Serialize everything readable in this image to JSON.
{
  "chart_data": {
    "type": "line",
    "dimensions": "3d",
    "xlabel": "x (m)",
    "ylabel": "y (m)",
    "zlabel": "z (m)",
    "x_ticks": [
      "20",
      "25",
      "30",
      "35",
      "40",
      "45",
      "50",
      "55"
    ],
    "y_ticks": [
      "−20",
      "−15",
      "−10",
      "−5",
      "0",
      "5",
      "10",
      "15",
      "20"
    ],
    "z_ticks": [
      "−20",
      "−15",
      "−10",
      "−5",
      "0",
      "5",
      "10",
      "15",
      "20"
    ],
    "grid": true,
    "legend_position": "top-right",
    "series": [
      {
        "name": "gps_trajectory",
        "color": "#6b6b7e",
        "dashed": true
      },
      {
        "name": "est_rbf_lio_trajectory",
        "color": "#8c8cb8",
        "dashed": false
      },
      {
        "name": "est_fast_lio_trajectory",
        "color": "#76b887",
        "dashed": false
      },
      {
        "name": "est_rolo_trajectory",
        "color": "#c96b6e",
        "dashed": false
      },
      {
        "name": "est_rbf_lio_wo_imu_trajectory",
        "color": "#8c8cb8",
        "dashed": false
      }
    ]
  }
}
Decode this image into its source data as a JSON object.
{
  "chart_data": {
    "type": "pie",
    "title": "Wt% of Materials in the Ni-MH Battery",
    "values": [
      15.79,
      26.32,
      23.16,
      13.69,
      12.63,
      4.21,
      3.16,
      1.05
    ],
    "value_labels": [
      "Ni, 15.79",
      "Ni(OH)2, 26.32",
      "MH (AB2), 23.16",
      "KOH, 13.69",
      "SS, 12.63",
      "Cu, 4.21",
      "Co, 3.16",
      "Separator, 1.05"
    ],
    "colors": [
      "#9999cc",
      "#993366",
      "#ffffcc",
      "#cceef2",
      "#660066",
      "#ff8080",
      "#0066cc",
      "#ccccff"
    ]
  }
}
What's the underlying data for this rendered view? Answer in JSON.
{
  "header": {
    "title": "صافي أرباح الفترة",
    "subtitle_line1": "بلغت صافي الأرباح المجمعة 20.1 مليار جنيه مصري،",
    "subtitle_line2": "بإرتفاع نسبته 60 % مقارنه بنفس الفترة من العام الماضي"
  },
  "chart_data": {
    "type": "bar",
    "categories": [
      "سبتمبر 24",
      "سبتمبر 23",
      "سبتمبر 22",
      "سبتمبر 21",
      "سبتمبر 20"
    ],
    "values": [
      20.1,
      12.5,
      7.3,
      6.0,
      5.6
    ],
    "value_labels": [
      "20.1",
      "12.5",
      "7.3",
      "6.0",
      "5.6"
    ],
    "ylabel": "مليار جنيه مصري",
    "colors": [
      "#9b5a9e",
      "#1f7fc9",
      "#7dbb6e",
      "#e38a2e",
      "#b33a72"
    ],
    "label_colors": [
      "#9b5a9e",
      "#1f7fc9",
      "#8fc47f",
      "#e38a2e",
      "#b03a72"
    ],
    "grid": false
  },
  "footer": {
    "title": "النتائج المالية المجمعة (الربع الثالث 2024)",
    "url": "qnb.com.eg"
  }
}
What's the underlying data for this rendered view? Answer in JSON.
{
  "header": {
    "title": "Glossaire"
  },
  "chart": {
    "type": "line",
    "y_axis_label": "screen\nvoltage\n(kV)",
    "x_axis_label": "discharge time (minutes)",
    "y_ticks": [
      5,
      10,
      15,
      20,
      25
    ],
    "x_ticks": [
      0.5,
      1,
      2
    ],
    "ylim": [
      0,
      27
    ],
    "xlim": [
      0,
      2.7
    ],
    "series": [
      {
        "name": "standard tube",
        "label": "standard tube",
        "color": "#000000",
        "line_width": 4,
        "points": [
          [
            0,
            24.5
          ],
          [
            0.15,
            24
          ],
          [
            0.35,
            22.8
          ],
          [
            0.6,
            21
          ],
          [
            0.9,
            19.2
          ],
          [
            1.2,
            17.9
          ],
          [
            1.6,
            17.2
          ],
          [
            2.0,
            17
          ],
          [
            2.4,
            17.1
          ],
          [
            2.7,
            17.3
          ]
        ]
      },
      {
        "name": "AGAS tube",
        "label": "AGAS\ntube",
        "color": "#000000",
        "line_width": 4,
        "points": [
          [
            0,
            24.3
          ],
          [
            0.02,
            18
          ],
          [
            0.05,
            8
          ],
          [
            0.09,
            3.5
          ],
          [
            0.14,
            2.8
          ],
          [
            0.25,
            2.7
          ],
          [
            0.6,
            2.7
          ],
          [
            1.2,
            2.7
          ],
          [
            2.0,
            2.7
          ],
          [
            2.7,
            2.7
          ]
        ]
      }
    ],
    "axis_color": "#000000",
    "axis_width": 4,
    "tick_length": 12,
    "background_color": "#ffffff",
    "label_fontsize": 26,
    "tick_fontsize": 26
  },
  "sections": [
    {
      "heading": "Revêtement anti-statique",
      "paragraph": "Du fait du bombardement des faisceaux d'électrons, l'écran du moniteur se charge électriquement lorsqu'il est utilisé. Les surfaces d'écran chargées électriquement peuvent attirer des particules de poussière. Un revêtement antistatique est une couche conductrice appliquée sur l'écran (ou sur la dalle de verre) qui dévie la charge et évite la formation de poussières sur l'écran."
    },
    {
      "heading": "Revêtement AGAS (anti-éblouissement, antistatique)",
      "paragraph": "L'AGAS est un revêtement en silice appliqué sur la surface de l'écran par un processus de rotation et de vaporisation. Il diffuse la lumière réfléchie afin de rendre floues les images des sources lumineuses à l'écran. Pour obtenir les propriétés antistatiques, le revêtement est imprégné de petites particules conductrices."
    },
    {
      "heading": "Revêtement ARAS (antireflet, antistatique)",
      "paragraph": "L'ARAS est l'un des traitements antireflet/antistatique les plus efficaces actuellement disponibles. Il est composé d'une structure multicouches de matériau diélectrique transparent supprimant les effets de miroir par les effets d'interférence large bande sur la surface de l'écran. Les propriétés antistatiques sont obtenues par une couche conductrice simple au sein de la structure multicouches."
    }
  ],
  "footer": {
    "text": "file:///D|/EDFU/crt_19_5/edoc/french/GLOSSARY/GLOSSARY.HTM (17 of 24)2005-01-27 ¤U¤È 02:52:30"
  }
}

_ _ _ _ _

§ **EXERCISE DIRECTIONS**
Gather all the lines that include the word "propriétés" and copy them out.

§ **EXERCISE ANSWER**
      "paragraph": "L'AGAS est un revêtement en silice appliqué sur la surface de l'écran par un processus de rotation et de vaporisation. Il diffuse la lumière réfléchie afin de rendre floues les images des sources lumineuses à l'écran. Pour obtenir les propriétés antistatiques, le revêtement est imprégné de petites particules conductrices."
      "paragraph": "L'ARAS est l'un des traitements antireflet/antistatique les plus efficaces actuellement disponibles. Il est composé d'une structure multicouches de matériau diélectrique transparent supprimant les effets de miroir par les effets d'interférence large bande sur la surface de l'écran. Les propriétés antistatiques sont obtenues par une couche conductrice simple au sein de la structure multicouches."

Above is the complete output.